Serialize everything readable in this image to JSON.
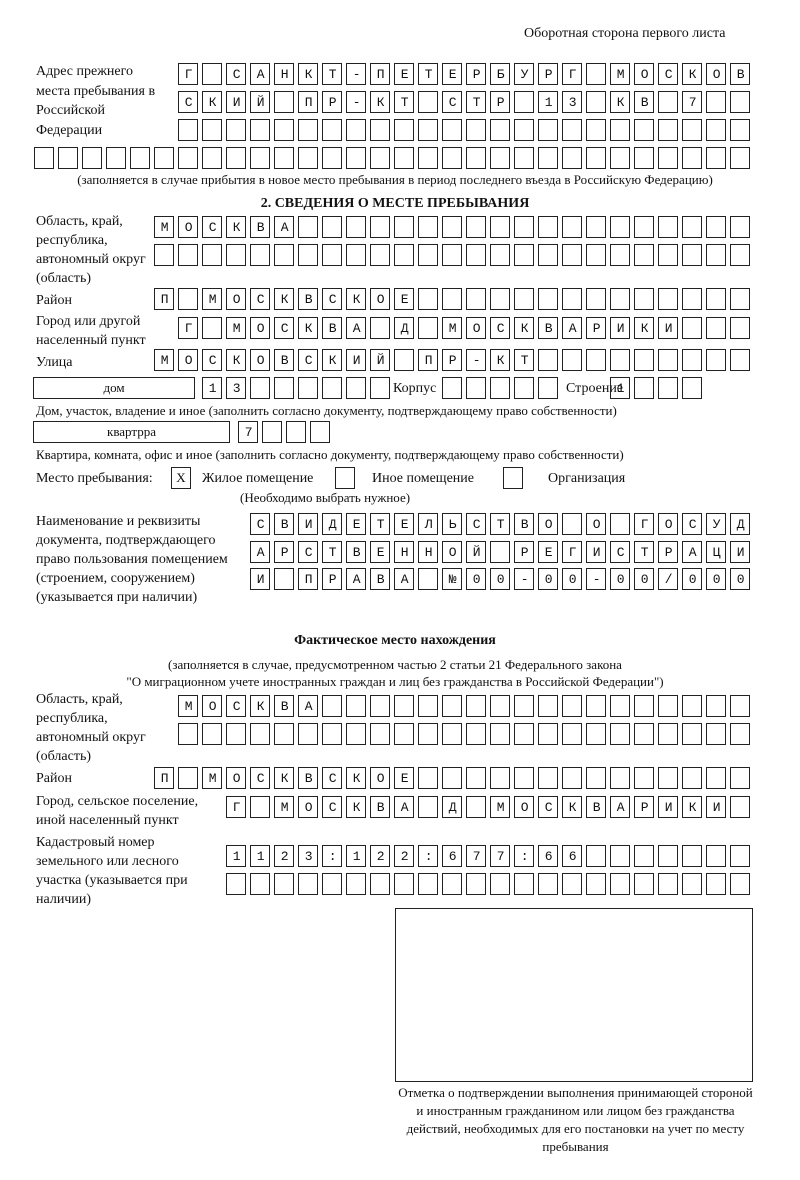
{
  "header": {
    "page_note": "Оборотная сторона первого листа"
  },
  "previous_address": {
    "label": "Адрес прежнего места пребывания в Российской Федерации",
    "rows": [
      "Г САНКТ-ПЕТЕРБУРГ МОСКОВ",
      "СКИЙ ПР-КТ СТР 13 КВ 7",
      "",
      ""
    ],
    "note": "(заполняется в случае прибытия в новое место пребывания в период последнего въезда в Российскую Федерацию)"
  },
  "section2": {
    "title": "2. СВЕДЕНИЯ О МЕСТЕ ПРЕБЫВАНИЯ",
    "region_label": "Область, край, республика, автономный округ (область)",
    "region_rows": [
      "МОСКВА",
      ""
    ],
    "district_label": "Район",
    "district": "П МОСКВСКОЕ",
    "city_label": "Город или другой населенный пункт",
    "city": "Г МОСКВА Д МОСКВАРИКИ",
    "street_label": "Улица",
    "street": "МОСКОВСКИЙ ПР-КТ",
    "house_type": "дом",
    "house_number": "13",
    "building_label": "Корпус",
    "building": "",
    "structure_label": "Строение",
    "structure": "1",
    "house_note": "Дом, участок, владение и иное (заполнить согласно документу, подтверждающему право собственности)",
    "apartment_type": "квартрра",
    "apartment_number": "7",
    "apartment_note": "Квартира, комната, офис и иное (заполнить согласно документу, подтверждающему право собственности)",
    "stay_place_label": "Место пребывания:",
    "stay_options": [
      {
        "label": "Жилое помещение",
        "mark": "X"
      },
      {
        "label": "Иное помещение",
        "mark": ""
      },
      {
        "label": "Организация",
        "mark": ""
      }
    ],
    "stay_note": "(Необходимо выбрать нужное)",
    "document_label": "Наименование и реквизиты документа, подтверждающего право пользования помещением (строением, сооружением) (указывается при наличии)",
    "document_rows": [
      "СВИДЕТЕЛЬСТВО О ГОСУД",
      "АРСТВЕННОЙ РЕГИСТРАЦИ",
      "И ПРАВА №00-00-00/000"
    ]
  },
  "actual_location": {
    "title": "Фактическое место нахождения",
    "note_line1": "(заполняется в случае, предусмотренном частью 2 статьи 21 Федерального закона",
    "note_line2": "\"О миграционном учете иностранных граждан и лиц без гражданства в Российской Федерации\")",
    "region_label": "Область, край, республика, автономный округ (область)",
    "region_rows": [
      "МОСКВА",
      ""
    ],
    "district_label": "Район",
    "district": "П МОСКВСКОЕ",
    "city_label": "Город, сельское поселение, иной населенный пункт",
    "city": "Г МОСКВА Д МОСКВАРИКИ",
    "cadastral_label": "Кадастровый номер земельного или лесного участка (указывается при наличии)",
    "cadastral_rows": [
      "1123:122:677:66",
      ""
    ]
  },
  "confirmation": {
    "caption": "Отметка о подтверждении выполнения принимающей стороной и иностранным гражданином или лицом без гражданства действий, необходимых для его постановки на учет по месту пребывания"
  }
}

◇ ◇ ◇

**WORK INSTRUCTIONS:** Your task is to retype all the entries exactly and leave out any pictures.

**RESPONSE:**
Serialize everything readable in this image to JSON.
{
  "header": {
    "page_note": "Оборотная сторона первого листа"
  },
  "previous_address": {
    "label": "Адрес прежнего места пребывания в Российской Федерации",
    "rows": [
      "Г САНКТ-ПЕТЕРБУРГ МОСКОВ",
      "СКИЙ ПР-КТ СТР 13 КВ 7",
      "",
      ""
    ],
    "note": "(заполняется в случае прибытия в новое место пребывания в период последнего въезда в Российскую Федерацию)"
  },
  "section2": {
    "title": "2. СВЕДЕНИЯ О МЕСТЕ ПРЕБЫВАНИЯ",
    "region_label": "Область, край, республика, автономный округ (область)",
    "region_rows": [
      "МОСКВА",
      ""
    ],
    "district_label": "Район",
    "district": "П МОСКВСКОЕ",
    "city_label": "Город или другой населенный пункт",
    "city": "Г МОСКВА Д МОСКВАРИКИ",
    "street_label": "Улица",
    "street": "МОСКОВСКИЙ ПР-КТ",
    "house_type": "дом",
    "house_number": "13",
    "building_label": "Корпус",
    "building": "",
    "structure_label": "Строение",
    "structure": "1",
    "house_note": "Дом, участок, владение и иное (заполнить согласно документу, подтверждающему право собственности)",
    "apartment_type": "квартрра",
    "apartment_number": "7",
    "apartment_note": "Квартира, комната, офис и иное (заполнить согласно документу, подтверждающему право собственности)",
    "stay_place_label": "Место пребывания:",
    "stay_options": [
      {
        "label": "Жилое помещение",
        "mark": "X"
      },
      {
        "label": "Иное помещение",
        "mark": ""
      },
      {
        "label": "Организация",
        "mark": ""
      }
    ],
    "stay_note": "(Необходимо выбрать нужное)",
    "document_label": "Наименование и реквизиты документа, подтверждающего право пользования помещением (строением, сооружением) (указывается при наличии)",
    "document_rows": [
      "СВИДЕТЕЛЬСТВО О ГОСУД",
      "АРСТВЕННОЙ РЕГИСТРАЦИ",
      "И ПРАВА №00-00-00/000"
    ]
  },
  "actual_location": {
    "title": "Фактическое место нахождения",
    "note_line1": "(заполняется в случае, предусмотренном частью 2 статьи 21 Федерального закона",
    "note_line2": "\"О миграционном учете иностранных граждан и лиц без гражданства в Российской Федерации\")",
    "region_label": "Область, край, республика, автономный округ (область)",
    "region_rows": [
      "МОСКВА",
      ""
    ],
    "district_label": "Район",
    "district": "П МОСКВСКОЕ",
    "city_label": "Город, сельское поселение, иной населенный пункт",
    "city": "Г МОСКВА Д МОСКВАРИКИ",
    "cadastral_label": "Кадастровый номер земельного или лесного участка (указывается при наличии)",
    "cadastral_rows": [
      "1123:122:677:66",
      ""
    ]
  },
  "confirmation": {
    "caption": "Отметка о подтверждении выполнения принимающей стороной и иностранным гражданином или лицом без гражданства действий, необходимых для его постановки на учет по месту пребывания"
  }
}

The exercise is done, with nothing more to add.